Copy out each line in the material below that has the word "this".

○ ○ ○

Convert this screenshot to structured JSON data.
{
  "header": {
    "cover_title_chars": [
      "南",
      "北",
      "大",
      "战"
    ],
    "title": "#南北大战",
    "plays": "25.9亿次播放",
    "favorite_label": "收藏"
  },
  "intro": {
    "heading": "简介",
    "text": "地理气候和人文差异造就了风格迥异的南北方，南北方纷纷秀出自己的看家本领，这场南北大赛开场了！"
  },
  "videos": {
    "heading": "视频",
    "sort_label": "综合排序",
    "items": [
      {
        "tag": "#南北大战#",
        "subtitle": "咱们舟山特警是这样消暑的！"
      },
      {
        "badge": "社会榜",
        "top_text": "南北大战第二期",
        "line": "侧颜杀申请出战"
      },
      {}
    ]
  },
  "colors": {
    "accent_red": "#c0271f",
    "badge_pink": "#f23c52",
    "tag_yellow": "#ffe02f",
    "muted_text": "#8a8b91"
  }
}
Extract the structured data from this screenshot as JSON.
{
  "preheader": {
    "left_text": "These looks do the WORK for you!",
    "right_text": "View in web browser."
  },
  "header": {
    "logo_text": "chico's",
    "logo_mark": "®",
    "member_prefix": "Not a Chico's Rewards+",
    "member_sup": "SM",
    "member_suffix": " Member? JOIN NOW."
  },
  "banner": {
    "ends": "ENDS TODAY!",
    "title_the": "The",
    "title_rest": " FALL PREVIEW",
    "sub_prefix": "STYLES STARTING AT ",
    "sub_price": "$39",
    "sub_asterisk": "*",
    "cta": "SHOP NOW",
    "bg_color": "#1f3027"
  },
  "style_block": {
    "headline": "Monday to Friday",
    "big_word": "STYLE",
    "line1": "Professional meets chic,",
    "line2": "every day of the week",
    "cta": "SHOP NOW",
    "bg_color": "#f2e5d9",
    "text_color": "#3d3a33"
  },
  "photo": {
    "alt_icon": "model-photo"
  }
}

○ ○ ○

FINISHED ANSWER ▸
Convert this screenshot to structured JSON data.
Extract the structured data from this screenshot as JSON.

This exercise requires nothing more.